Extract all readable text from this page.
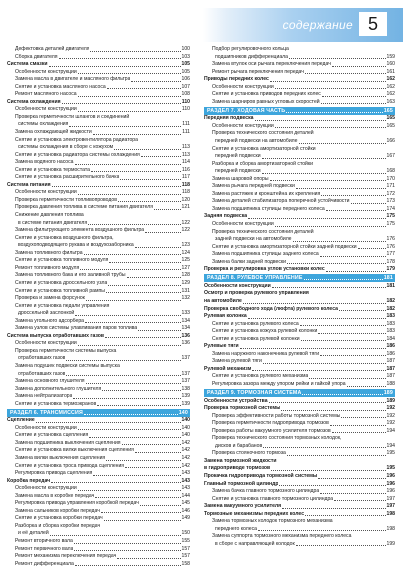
содержание 5
Дефектовка деталей двигателя	100
Сборка двигателя	103
Система смазки	105
Особенности конструкции	105
Замена масла в двигателе и масляного фильтра	106
Снятие и установка масляного насоса	107
Ремонт масляного насоса	108
Система охлаждения	110
Особенности конструкции	110
Проверка герметичности шлангов и соединений
системы охлаждения	111
Замена охлаждающей жидкости	111
Снятие и установка электровентилятора радиатора
системы охлаждения в сборе с кожухом	113
Снятие и установка радиатора системы охлаждения	113
Замена водяного насоса	114
Снятие и установка термостата	116
Снятие и установка расширительного бачка	117
Система питания	118
Особенности конструкции	118
Проверка герметичности топливопроводов	120
Проверка давления топлива в системе питания двигателя	121
Снижение давления топлива
в системе питания двигателя	122
Замена фильтрующего элемента воздушного фильтра	122
Снятие и установка воздушного фильтра,
воздухоподводящего рукава и воздухозаборника	123
Замена топливного фильтра	124
Снятие и установка топливного модуля	125
Ремонт топливного модуля	127
Замена топливного бака и его заливной трубы	128
Снятие и установка дроссельного узла	129
Снятие и установка топливной рампы	131
Проверка и замена форсунок	132
Снятие и установка педали управления
дроссельной заслонкой	133
Замена угольного адсорбера	134
Замена узлов системы улавливания паров топлива	134
Система выпуска отработавших газов	136
Особенности конструкции	136
Проверка герметичности системы выпуска
отработавших газов	137
Замена подушек подвески системы выпуска
отработавших газов	137
Замена основного глушителя	137
Замена дополнительного глушителя	138
Замена нейтрализатора	139
Снятие и установка термоэкранов	139
РАЗДЕЛ 6. ТРАНСМИССИЯ	140
Сцепление	140
Особенности конструкции	140
Снятие и установка сцепления	140
Замена подшипника выключения сцепления	142
Снятие и установка вилки выключения сцепления	142
Замена вилки выключения сцепления	142
Снятие и установка троса привода сцепления	142
Регулировка привода сцепления	143
Коробка передач	143
Особенности конструкции	143
Замена масла в коробке передач	144
Регулировка привода управления коробкой передач	145
Замена сальников коробки передач	146
Снятие и установка коробки передач	149
Разборка и сборка коробки передач
и её деталей	150
Ремонт вторичного вала	155
Ремонт первичного вала	157
Ремонт механизма переключения передач	157
Ремонт дифференциала	158
Подбор регулировочного кольца
подшипников дифференциала	159
Замена втулок оси рычага переключения передач	160
Ремонт рычага переключения передач	161
Приводы передних колес	162
Особенности конструкции	162
Снятие и установка приводов передних колес	162
Замена шарниров равных угловых скоростей	163
РАЗДЕЛ 7. ХОДОВАЯ ЧАСТЬ	165
Передняя подвеска	165
Особенности конструкции	165
Проверка технического состояния деталей
передней подвески на автомобиле	166
Снятие и установка амортизаторной стойки
передней подвески	167
Разборка и сборка амортизаторной стойки
передней подвески	168
Замена шаровой опоры	170
Замена рычага передней подвески	171
Замена растяжек и кронштейна их крепления	172
Замена деталей стабилизатора поперечной устойчивости	173
Замена подшипника ступицы переднего колеса	174
Задняя подвеска	175
Особенности конструкции	175
Проверка технического состояния деталей
задней подвески на автомобиле	176
Снятие и установка амортизаторной стойки задней подвески	176
Замена подшипника ступицы заднего колеса	177
Замена балки задней подвески	178
Проверка и регулировка углов установки колес	179
РАЗДЕЛ 8. РУЛЕВОЕ УПРАВЛЕНИЕ	181
Особенности конструкции	181
Осмотр и проверка рулевого управления
на автомобиле	182
Проверка свободного хода (люфта) рулевого колеса	182
Рулевая колонка	183
Снятие и установка рулевого колеса	183
Снятие и установка кожуха рулевой колонки	183
Снятие и установка рулевой колонки	184
Рулевые тяги	186
Замена наружного наконечника рулевой тяги	186
Замена рулевой тяги	187
Рулевой механизм	187
Снятие и установка рулевого механизма	187
Регулировка зазора между упором рейки и гайкой упора	188
РАЗДЕЛ 9. ТОРМОЗНАЯ СИСТЕМА	189
Особенности устройства	189
Проверка тормозной системы	192
Проверка эффективности работы тормозной системы	192
Проверка герметичности гидропривода тормозов	192
Проверка работы вакуумного усилителя тормозов	194
Проверка технического состояния тормозных колодок,
дисков и барабанов	194
Проверка стояночного тормоза	195
Замена тормозной жидкости
в гидроприводе тормозов	195
Прокачка гидропривода тормозной системы	196
Главный тормозной цилиндр	196
Замена бачка главного тормозного цилиндра	196
Снятие и установка главного тормозного цилиндра	197
Замена вакуумного усилителя	197
Тормозные механизмы передних колес	198
Замена тормозных колодок тормозного механизма
переднего колеса	198
Замена суппорта тормозного механизма переднего колеса
в сборе с направляющей колодок	199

- STATED TASK
Repeat all of the data above word for word, minus the pictures.

- OUTPUT FOR THIS EXERCISE
Extract all readable text from this page.
содержание 5
Дефектовка деталей двигателя	100
Сборка двигателя	103
Система смазки	105
Особенности конструкции	105
Замена масла в двигателе и масляного фильтра	106
Снятие и установка масляного насоса	107
Ремонт масляного насоса	108
Система охлаждения	110
Особенности конструкции	110
Проверка герметичности шлангов и соединений
системы охлаждения	111
Замена охлаждающей жидкости	111
Снятие и установка электровентилятора радиатора
системы охлаждения в сборе с кожухом	113
Снятие и установка радиатора системы охлаждения	113
Замена водяного насоса	114
Снятие и установка термостата	116
Снятие и установка расширительного бачка	117
Система питания	118
Особенности конструкции	118
Проверка герметичности топливопроводов	120
Проверка давления топлива в системе питания двигателя	121
Снижение давления топлива
в системе питания двигателя	122
Замена фильтрующего элемента воздушного фильтра	122
Снятие и установка воздушного фильтра,
воздухоподводящего рукава и воздухозаборника	123
Замена топливного фильтра	124
Снятие и установка топливного модуля	125
Ремонт топливного модуля	127
Замена топливного бака и его заливной трубы	128
Снятие и установка дроссельного узла	129
Снятие и установка топливной рампы	131
Проверка и замена форсунок	132
Снятие и установка педали управления
дроссельной заслонкой	133
Замена угольного адсорбера	134
Замена узлов системы улавливания паров топлива	134
Система выпуска отработавших газов	136
Особенности конструкции	136
Проверка герметичности системы выпуска
отработавших газов	137
Замена подушек подвески системы выпуска
отработавших газов	137
Замена основного глушителя	137
Замена дополнительного глушителя	138
Замена нейтрализатора	139
Снятие и установка термоэкранов	139
РАЗДЕЛ 6. ТРАНСМИССИЯ	140
Сцепление	140
Особенности конструкции	140
Снятие и установка сцепления	140
Замена подшипника выключения сцепления	142
Снятие и установка вилки выключения сцепления	142
Замена вилки выключения сцепления	142
Снятие и установка троса привода сцепления	142
Регулировка привода сцепления	143
Коробка передач	143
Особенности конструкции	143
Замена масла в коробке передач	144
Регулировка привода управления коробкой передач	145
Замена сальников коробки передач	146
Снятие и установка коробки передач	149
Разборка и сборка коробки передач
и её деталей	150
Ремонт вторичного вала	155
Ремонт первичного вала	157
Ремонт механизма переключения передач	157
Ремонт дифференциала	158
Подбор регулировочного кольца
подшипников дифференциала	159
Замена втулок оси рычага переключения передач	160
Ремонт рычага переключения передач	161
Приводы передних колес	162
Особенности конструкции	162
Снятие и установка приводов передних колес	162
Замена шарниров равных угловых скоростей	163
РАЗДЕЛ 7. ХОДОВАЯ ЧАСТЬ	165
Передняя подвеска	165
Особенности конструкции	165
Проверка технического состояния деталей
передней подвески на автомобиле	166
Снятие и установка амортизаторной стойки
передней подвески	167
Разборка и сборка амортизаторной стойки
передней подвески	168
Замена шаровой опоры	170
Замена рычага передней подвески	171
Замена растяжек и кронштейна их крепления	172
Замена деталей стабилизатора поперечной устойчивости	173
Замена подшипника ступицы переднего колеса	174
Задняя подвеска	175
Особенности конструкции	175
Проверка технического состояния деталей
задней подвески на автомобиле	176
Снятие и установка амортизаторной стойки задней подвески	176
Замена подшипника ступицы заднего колеса	177
Замена балки задней подвески	178
Проверка и регулировка углов установки колес	179
РАЗДЕЛ 8. РУЛЕВОЕ УПРАВЛЕНИЕ	181
Особенности конструкции	181
Осмотр и проверка рулевого управления
на автомобиле	182
Проверка свободного хода (люфта) рулевого колеса	182
Рулевая колонка	183
Снятие и установка рулевого колеса	183
Снятие и установка кожуха рулевой колонки	183
Снятие и установка рулевой колонки	184
Рулевые тяги	186
Замена наружного наконечника рулевой тяги	186
Замена рулевой тяги	187
Рулевой механизм	187
Снятие и установка рулевого механизма	187
Регулировка зазора между упором рейки и гайкой упора	188
РАЗДЕЛ 9. ТОРМОЗНАЯ СИСТЕМА	189
Особенности устройства	189
Проверка тормозной системы	192
Проверка эффективности работы тормозной системы	192
Проверка герметичности гидропривода тормозов	192
Проверка работы вакуумного усилителя тормозов	194
Проверка технического состояния тормозных колодок,
дисков и барабанов	194
Проверка стояночного тормоза	195
Замена тормозной жидкости
в гидроприводе тормозов	195
Прокачка гидропривода тормозной системы	196
Главный тормозной цилиндр	196
Замена бачка главного тормозного цилиндра	196
Снятие и установка главного тормозного цилиндра	197
Замена вакуумного усилителя	197
Тормозные механизмы передних колес	198
Замена тормозных колодок тормозного механизма
переднего колеса	198
Замена суппорта тормозного механизма переднего колеса
в сборе с направляющей колодок	199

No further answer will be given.